▶ _The tasks_:
A. Decide whether each statement agrees with the mailing-list message. Answer yes or no, and quote the words of the message that settle it.
(i) The changes made for the one-off were pushed upstream.
(ii) Eric Barton's message is dated Oct 11, 2011, at 6:04 AM.
(iii) Eric Barton opens his message by addressing Thomas.
B. Answer each question from the mailing-list message, one answer per line, labeled (i) to (iii).
(i) Who is asked whether they remember the details?
(ii) Which point of Thomas's does Eric Barton call interesting?
(iii) What date and time appear under Nathan Rutman's name?
C. Echo the mailing-list message word for word, starting at "[Lustre-devel] Erratum about" and ending at "remember the details?".

▶ _Passage shown_:
-- begin --

[Lustre-devel] Erratum about indexes in robinhood DB

Nathan Rutman Nathan_Rutman at xyratex.com
Tue Oct 11 10:12:35 PDT 2011


We actually already did some of that for a one-off. We didn't push the changes upstream because
there were some ugly layering violations involved.  Vitaly, do you remember the details?


On Oct 11, 2011, at 6:04 AM, Eric Barton wrote:

> Thomas,
> 
> Interesting point about changelog entries requiring a 'stat'.
> 
> Nathan, what's your take on making changelogs tell you what has
> changed - even if only on "easy" changes?

-- end --

▶ _Listing_:
-- begin --

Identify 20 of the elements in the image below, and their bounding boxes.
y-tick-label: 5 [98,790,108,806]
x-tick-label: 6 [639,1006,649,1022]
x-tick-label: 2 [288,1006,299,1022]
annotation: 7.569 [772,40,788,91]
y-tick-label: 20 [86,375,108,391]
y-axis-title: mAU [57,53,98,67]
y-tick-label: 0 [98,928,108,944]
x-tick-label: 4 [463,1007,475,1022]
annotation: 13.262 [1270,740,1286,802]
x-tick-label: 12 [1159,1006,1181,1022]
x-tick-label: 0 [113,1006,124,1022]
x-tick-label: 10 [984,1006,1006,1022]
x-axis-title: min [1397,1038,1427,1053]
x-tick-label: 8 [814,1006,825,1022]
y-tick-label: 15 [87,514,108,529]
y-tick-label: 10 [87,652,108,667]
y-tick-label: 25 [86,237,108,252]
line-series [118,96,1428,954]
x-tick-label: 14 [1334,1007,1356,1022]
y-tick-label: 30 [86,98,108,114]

-- end --

▶ _Answers to the exercise_:
A.
(i) No: "We didn't push the changes upstream"
(ii) Yes: "On Oct 11, 2011, at 6:04 AM, Eric Barton wrote:"
(iii) Yes: "Thomas,"

B.
(i) Vitaly
(ii) Changelog entries requiring a 'stat'
(iii) Tue Oct 11 10:12:35 PDT 2011

C.
[Lustre-devel] Erratum about indexes in robinhood DB

Nathan Rutman Nathan_Rutman at xyratex.com
Tue Oct 11 10:12:35 PDT 2011


We actually already did some of that for a one-off. We didn't push the changes upstream because
there were some ugly layering violations involved.  Vitaly, do you remember the details?